:: Set exercise ::
Count every line that holds the string "highlighted", and report the number alone.

:: Data extract ::

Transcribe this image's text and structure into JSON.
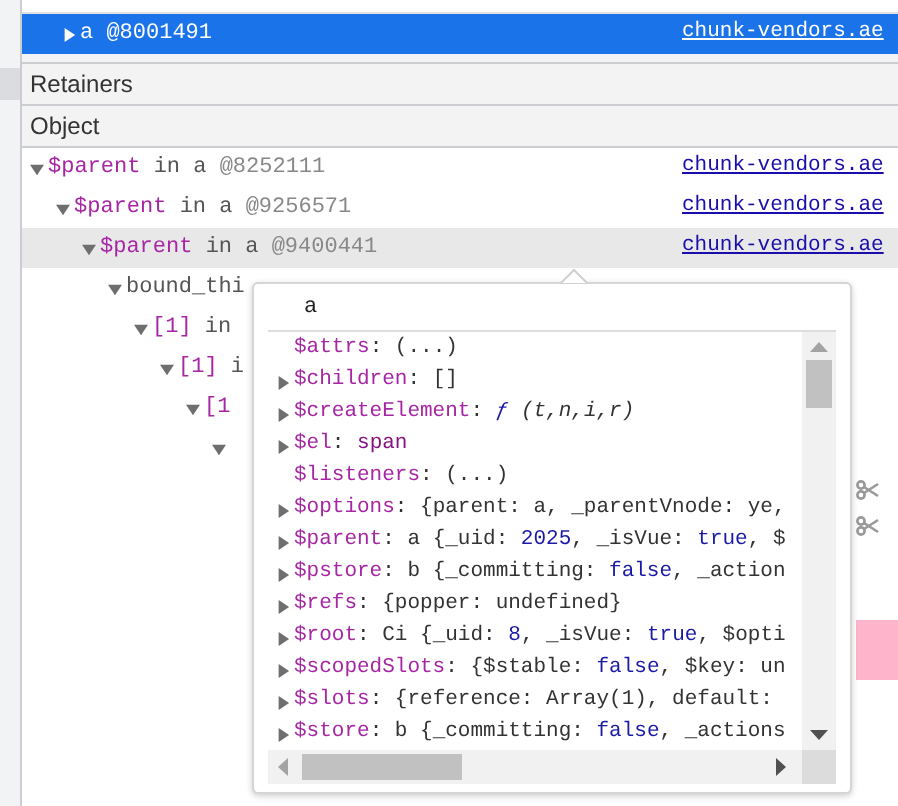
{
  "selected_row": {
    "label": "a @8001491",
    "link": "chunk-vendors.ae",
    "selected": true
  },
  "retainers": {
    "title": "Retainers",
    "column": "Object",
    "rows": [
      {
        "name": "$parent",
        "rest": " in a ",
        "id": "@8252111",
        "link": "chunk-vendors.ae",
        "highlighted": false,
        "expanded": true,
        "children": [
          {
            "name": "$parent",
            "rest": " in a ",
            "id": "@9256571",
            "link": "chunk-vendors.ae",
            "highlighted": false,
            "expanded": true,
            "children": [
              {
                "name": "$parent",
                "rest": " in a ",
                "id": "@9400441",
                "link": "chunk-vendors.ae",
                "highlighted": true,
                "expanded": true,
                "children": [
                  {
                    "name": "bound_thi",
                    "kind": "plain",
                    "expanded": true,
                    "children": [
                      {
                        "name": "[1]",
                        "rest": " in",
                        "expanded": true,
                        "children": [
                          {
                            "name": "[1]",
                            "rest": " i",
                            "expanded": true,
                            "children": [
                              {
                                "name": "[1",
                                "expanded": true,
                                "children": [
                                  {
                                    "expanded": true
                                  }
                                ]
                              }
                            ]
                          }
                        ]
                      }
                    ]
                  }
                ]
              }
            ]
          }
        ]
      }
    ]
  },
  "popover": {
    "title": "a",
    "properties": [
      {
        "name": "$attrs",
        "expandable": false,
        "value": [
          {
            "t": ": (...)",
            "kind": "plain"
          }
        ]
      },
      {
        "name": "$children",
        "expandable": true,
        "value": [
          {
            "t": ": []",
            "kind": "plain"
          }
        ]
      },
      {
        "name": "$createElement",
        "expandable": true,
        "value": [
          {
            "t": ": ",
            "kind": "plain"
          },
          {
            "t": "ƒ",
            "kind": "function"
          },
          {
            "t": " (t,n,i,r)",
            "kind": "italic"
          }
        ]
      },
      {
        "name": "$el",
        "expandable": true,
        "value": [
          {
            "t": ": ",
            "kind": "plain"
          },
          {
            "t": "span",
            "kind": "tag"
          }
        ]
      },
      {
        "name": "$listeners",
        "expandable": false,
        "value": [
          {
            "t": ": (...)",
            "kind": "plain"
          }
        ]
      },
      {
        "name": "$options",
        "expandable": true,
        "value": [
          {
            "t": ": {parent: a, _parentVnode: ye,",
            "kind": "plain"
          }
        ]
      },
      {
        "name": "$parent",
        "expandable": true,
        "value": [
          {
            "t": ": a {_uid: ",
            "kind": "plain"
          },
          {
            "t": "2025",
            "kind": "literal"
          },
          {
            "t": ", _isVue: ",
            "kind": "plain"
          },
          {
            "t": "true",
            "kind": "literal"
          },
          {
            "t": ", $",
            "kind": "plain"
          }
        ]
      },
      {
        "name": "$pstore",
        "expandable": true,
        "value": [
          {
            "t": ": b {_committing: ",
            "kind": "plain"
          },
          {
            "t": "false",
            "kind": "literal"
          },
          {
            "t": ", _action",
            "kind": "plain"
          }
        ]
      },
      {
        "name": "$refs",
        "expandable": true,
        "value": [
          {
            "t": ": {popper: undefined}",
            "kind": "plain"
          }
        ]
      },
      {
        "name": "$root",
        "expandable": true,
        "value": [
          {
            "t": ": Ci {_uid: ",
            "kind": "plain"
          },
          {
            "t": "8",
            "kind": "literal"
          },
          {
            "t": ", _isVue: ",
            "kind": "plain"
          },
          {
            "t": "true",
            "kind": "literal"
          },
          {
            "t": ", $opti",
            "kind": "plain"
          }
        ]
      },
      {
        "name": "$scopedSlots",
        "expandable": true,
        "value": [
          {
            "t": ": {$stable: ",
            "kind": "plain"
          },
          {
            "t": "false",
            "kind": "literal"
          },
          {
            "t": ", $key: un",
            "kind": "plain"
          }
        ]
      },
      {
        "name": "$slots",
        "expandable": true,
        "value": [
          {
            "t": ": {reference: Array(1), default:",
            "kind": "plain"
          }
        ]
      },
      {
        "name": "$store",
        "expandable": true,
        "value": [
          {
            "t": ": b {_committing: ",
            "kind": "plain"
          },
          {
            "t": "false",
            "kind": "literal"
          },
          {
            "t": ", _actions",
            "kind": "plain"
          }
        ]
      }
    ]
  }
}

---

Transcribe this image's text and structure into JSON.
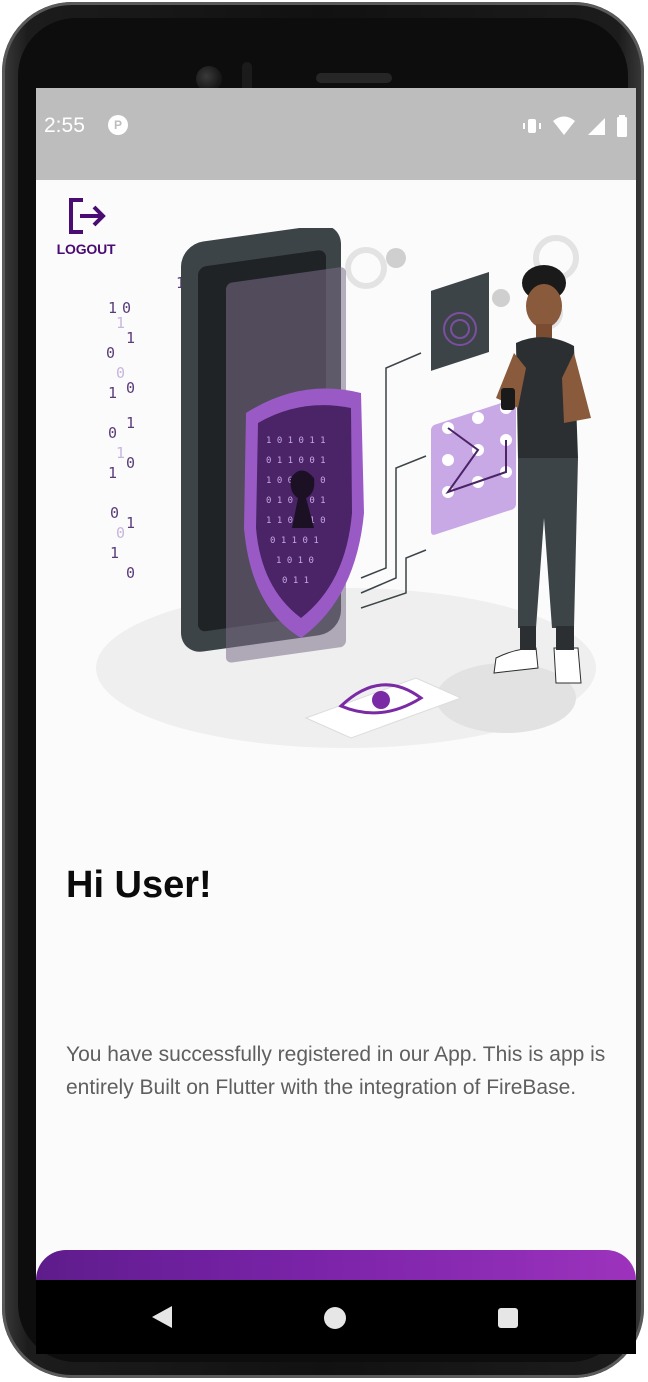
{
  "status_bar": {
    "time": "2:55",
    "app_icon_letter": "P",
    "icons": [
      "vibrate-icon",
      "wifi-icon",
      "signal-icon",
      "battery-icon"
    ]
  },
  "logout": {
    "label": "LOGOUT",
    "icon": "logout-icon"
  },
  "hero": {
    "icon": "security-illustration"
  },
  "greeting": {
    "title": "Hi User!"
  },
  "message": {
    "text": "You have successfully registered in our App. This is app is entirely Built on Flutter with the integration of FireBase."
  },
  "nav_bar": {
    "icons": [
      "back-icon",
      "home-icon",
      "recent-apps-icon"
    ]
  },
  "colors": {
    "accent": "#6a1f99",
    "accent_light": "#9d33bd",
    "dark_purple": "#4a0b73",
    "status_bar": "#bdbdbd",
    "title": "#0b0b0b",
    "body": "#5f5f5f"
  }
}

:: Task answer ::
3